THE DATA -
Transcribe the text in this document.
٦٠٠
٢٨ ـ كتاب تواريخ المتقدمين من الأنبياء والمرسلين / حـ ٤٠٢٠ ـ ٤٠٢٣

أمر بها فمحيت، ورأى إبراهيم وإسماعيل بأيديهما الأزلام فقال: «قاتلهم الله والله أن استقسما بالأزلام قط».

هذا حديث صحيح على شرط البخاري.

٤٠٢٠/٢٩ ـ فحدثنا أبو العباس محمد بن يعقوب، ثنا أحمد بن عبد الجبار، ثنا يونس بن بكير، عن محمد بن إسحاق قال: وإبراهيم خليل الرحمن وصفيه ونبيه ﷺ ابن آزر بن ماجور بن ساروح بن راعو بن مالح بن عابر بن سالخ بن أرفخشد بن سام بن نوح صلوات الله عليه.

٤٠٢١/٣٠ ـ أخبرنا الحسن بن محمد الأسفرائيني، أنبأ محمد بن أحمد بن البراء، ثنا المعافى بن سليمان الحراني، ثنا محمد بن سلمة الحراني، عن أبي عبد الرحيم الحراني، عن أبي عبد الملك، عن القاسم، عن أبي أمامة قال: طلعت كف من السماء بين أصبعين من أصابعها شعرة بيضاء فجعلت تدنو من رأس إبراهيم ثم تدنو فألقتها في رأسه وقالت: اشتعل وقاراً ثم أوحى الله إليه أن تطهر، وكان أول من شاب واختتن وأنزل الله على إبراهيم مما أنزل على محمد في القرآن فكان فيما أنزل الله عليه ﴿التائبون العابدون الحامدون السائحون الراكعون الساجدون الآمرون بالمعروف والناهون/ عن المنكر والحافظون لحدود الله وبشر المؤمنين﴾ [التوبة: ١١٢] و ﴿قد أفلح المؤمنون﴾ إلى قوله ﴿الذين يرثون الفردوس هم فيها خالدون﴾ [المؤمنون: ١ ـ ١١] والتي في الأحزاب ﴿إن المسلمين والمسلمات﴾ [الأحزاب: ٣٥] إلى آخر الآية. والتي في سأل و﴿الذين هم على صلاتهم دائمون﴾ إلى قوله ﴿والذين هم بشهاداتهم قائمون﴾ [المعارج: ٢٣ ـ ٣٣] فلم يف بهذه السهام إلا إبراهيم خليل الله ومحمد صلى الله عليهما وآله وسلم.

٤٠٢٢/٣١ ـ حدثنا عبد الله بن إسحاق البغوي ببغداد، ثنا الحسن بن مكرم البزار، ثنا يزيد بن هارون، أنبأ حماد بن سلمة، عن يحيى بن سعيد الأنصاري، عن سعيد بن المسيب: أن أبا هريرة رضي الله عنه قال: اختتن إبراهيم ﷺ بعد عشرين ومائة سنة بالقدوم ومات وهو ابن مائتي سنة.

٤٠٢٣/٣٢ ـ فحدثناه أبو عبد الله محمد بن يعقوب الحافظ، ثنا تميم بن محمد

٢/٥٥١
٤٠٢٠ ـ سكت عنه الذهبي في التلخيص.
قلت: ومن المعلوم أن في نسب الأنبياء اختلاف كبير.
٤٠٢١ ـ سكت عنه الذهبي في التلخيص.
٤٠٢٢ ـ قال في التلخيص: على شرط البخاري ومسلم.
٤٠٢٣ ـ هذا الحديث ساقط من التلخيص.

WHAT THE EXERCISE ASKS - From the records above, extract every entry exactly as given.

TASK ANSWER -
Transcribe the text in this document.
٦٠٠
٢٨ ـ كتاب تواريخ المتقدمين من الأنبياء والمرسلين / حـ ٤٠٢٠ ـ ٤٠٢٣

أمر بها فمحيت، ورأى إبراهيم وإسماعيل بأيديهما الأزلام فقال: «قاتلهم الله والله أن استقسما بالأزلام قط».

هذا حديث صحيح على شرط البخاري.

٤٠٢٠/٢٩ ـ فحدثنا أبو العباس محمد بن يعقوب، ثنا أحمد بن عبد الجبار، ثنا يونس بن بكير، عن محمد بن إسحاق قال: وإبراهيم خليل الرحمن وصفيه ونبيه ﷺ ابن آزر بن ماجور بن ساروح بن راعو بن مالح بن عابر بن سالخ بن أرفخشد بن سام بن نوح صلوات الله عليه.

٤٠٢١/٣٠ ـ أخبرنا الحسن بن محمد الأسفرائيني، أنبأ محمد بن أحمد بن البراء، ثنا المعافى بن سليمان الحراني، ثنا محمد بن سلمة الحراني، عن أبي عبد الرحيم الحراني، عن أبي عبد الملك، عن القاسم، عن أبي أمامة قال: طلعت كف من السماء بين أصبعين من أصابعها شعرة بيضاء فجعلت تدنو من رأس إبراهيم ثم تدنو فألقتها في رأسه وقالت: اشتعل وقاراً ثم أوحى الله إليه أن تطهر، وكان أول من شاب واختتن وأنزل الله على إبراهيم مما أنزل على محمد في القرآن فكان فيما أنزل الله عليه ﴿التائبون العابدون الحامدون السائحون الراكعون الساجدون الآمرون بالمعروف والناهون/ عن المنكر والحافظون لحدود الله وبشر المؤمنين﴾ [التوبة: ١١٢] و ﴿قد أفلح المؤمنون﴾ إلى قوله ﴿الذين يرثون الفردوس هم فيها خالدون﴾ [المؤمنون: ١ ـ ١١] والتي في الأحزاب ﴿إن المسلمين والمسلمات﴾ [الأحزاب: ٣٥] إلى آخر الآية. والتي في سأل و﴿الذين هم على صلاتهم دائمون﴾ إلى قوله ﴿والذين هم بشهاداتهم قائمون﴾ [المعارج: ٢٣ ـ ٣٣] فلم يف بهذه السهام إلا إبراهيم خليل الله ومحمد صلى الله عليهما وآله وسلم.

٤٠٢٢/٣١ ـ حدثنا عبد الله بن إسحاق البغوي ببغداد، ثنا الحسن بن مكرم البزار، ثنا يزيد بن هارون، أنبأ حماد بن سلمة، عن يحيى بن سعيد الأنصاري، عن سعيد بن المسيب: أن أبا هريرة رضي الله عنه قال: اختتن إبراهيم ﷺ بعد عشرين ومائة سنة بالقدوم ومات وهو ابن مائتي سنة.

٤٠٢٣/٣٢ ـ فحدثناه أبو عبد الله محمد بن يعقوب الحافظ، ثنا تميم بن محمد

٢/٥٥١
٤٠٢٠ ـ سكت عنه الذهبي في التلخيص.
قلت: ومن المعلوم أن في نسب الأنبياء اختلاف كبير.
٤٠٢١ ـ سكت عنه الذهبي في التلخيص.
٤٠٢٢ ـ قال في التلخيص: على شرط البخاري ومسلم.
٤٠٢٣ ـ هذا الحديث ساقط من التلخيص.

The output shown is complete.